Objective:
Write out every line below that includes the word "Number".

Materials provided:

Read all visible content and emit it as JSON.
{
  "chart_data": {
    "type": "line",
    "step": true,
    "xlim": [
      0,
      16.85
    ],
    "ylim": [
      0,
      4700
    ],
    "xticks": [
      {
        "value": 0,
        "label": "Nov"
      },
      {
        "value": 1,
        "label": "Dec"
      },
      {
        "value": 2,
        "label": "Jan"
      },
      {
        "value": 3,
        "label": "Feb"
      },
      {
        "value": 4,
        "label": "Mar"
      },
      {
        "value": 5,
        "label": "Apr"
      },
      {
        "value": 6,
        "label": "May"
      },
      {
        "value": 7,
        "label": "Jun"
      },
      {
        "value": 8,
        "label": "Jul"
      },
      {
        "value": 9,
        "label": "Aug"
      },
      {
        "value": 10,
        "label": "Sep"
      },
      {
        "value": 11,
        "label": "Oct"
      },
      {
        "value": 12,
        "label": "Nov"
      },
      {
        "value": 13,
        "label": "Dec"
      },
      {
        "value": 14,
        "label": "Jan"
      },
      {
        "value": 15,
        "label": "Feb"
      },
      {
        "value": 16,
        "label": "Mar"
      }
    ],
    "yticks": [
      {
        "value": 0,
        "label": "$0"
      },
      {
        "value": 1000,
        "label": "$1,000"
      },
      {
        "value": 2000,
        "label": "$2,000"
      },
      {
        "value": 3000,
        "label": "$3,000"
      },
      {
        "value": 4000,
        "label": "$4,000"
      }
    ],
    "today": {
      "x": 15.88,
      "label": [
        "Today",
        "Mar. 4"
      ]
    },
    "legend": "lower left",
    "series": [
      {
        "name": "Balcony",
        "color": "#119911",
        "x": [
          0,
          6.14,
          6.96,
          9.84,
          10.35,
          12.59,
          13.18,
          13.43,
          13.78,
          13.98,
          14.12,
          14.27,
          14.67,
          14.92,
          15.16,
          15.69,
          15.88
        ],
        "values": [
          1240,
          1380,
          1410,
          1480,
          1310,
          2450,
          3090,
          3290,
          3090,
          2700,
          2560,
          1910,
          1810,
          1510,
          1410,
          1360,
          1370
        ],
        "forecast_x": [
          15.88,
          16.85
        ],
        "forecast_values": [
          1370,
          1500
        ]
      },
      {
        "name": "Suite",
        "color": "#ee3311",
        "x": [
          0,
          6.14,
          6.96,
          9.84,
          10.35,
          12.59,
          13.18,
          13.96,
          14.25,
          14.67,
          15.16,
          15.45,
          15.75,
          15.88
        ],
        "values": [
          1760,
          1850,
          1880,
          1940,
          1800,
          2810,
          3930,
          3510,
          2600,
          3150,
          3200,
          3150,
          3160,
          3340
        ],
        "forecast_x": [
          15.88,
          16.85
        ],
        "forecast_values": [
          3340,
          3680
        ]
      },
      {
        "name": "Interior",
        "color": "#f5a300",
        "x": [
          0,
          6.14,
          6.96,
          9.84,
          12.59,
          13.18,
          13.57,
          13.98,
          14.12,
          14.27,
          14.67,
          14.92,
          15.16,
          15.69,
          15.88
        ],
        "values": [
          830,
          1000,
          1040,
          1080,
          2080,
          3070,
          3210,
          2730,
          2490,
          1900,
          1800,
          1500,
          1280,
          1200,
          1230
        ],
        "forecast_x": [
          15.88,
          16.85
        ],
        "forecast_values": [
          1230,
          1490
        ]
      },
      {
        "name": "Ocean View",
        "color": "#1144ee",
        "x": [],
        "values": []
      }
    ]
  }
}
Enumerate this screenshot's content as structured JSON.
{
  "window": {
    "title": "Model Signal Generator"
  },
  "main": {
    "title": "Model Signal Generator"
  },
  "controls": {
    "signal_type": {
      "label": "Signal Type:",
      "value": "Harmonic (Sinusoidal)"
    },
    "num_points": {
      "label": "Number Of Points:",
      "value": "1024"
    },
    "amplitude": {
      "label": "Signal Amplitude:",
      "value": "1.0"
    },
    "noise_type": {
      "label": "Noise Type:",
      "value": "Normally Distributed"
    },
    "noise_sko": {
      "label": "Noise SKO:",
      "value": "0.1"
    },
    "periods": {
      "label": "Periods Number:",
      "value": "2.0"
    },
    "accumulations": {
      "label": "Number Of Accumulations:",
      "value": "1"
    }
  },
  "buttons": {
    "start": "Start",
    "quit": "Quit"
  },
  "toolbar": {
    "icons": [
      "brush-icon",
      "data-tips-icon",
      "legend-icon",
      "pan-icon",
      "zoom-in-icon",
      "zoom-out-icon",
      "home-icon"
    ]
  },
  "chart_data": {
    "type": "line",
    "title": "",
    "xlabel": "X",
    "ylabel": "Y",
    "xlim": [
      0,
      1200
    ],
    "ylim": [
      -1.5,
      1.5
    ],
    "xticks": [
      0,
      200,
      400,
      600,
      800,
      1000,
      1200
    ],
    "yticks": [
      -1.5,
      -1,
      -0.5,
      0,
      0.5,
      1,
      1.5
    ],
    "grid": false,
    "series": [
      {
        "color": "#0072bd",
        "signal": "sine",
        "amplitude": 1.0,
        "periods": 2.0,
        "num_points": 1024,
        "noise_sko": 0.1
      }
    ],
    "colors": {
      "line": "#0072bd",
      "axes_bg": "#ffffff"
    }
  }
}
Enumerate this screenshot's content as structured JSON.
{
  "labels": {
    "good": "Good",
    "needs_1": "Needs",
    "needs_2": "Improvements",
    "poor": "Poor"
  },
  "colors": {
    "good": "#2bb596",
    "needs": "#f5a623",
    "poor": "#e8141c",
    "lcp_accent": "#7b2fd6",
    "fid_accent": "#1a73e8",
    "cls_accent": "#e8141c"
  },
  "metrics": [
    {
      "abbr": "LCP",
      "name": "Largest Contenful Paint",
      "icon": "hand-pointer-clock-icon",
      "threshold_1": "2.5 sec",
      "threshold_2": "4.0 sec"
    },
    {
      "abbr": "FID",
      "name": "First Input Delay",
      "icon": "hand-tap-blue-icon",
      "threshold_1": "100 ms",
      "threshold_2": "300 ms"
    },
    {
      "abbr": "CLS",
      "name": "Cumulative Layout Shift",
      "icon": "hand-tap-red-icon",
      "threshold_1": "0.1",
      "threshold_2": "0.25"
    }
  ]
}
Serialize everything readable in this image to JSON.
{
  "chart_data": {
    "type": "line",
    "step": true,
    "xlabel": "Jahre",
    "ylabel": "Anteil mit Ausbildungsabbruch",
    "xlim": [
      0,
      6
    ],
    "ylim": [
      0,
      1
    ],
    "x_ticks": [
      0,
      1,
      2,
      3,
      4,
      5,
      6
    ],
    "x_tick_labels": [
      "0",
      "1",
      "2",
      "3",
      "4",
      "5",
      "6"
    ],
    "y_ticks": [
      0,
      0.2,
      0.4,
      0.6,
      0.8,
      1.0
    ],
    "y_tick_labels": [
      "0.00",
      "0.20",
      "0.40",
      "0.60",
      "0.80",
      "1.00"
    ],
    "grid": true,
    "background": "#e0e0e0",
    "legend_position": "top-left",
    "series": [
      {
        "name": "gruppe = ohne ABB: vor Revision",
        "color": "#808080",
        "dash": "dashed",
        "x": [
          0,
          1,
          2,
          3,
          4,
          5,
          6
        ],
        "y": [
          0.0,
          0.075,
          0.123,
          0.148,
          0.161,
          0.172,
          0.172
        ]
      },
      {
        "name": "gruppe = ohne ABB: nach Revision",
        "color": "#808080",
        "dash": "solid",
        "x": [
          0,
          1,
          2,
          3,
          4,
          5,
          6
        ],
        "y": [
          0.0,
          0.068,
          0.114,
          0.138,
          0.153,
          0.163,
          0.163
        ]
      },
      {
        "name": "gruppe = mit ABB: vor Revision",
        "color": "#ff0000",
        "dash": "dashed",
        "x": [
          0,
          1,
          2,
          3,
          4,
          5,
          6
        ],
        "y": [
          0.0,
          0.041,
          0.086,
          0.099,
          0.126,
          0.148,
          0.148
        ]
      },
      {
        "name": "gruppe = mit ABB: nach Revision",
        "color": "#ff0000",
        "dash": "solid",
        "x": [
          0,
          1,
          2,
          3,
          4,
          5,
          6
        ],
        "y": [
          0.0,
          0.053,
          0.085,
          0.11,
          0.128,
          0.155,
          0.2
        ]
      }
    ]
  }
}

Result of this exercise:
      "label": "Number Of Points:",
      "label": "Periods Number:",
      "label": "Number Of Accumulations:",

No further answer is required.